[Dataset entries]
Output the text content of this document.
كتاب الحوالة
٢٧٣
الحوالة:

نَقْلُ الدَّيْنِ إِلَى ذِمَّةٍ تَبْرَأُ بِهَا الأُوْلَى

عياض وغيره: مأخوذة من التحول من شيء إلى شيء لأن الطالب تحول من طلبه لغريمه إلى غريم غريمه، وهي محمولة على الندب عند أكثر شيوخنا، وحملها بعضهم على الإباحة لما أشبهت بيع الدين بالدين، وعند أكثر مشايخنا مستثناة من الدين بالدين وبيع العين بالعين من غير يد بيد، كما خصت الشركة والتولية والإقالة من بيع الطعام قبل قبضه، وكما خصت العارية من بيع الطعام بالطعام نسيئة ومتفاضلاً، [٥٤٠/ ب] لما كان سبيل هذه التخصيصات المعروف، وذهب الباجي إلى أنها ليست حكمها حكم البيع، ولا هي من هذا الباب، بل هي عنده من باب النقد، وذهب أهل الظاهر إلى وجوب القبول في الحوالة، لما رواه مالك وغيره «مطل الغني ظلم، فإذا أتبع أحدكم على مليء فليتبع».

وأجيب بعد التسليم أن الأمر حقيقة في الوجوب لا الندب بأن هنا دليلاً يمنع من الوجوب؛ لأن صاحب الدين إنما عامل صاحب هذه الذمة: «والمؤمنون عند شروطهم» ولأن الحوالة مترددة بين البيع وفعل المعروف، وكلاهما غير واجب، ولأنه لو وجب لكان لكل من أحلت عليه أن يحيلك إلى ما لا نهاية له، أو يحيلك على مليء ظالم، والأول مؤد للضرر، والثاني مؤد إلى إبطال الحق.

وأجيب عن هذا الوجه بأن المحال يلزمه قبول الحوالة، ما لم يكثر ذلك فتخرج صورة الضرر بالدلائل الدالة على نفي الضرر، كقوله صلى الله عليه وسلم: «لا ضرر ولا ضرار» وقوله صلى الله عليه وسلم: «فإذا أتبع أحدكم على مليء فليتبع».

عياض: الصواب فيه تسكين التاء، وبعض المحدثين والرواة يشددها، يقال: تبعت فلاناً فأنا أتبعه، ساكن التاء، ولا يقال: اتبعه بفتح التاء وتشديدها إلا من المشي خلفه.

### WHAT YOU WILL DO
Exactly as written above, please repeat the entries.

### WRITTEN RESPONSE
Output the text content of this document.
كتاب الحوالة
٢٧٣
الحوالة:

نَقْلُ الدَّيْنِ إِلَى ذِمَّةٍ تَبْرَأُ بِهَا الأُوْلَى

عياض وغيره: مأخوذة من التحول من شيء إلى شيء لأن الطالب تحول من طلبه لغريمه إلى غريم غريمه، وهي محمولة على الندب عند أكثر شيوخنا، وحملها بعضهم على الإباحة لما أشبهت بيع الدين بالدين، وعند أكثر مشايخنا مستثناة من الدين بالدين وبيع العين بالعين من غير يد بيد، كما خصت الشركة والتولية والإقالة من بيع الطعام قبل قبضه، وكما خصت العارية من بيع الطعام بالطعام نسيئة ومتفاضلاً، [٥٤٠/ ب] لما كان سبيل هذه التخصيصات المعروف، وذهب الباجي إلى أنها ليست حكمها حكم البيع، ولا هي من هذا الباب، بل هي عنده من باب النقد، وذهب أهل الظاهر إلى وجوب القبول في الحوالة، لما رواه مالك وغيره «مطل الغني ظلم، فإذا أتبع أحدكم على مليء فليتبع».

وأجيب بعد التسليم أن الأمر حقيقة في الوجوب لا الندب بأن هنا دليلاً يمنع من الوجوب؛ لأن صاحب الدين إنما عامل صاحب هذه الذمة: «والمؤمنون عند شروطهم» ولأن الحوالة مترددة بين البيع وفعل المعروف، وكلاهما غير واجب، ولأنه لو وجب لكان لكل من أحلت عليه أن يحيلك إلى ما لا نهاية له، أو يحيلك على مليء ظالم، والأول مؤد للضرر، والثاني مؤد إلى إبطال الحق.

وأجيب عن هذا الوجه بأن المحال يلزمه قبول الحوالة، ما لم يكثر ذلك فتخرج صورة الضرر بالدلائل الدالة على نفي الضرر، كقوله صلى الله عليه وسلم: «لا ضرر ولا ضرار» وقوله صلى الله عليه وسلم: «فإذا أتبع أحدكم على مليء فليتبع».

عياض: الصواب فيه تسكين التاء، وبعض المحدثين والرواة يشددها، يقال: تبعت فلاناً فأنا أتبعه، ساكن التاء، ولا يقال: اتبعه بفتح التاء وتشديدها إلا من المشي خلفه.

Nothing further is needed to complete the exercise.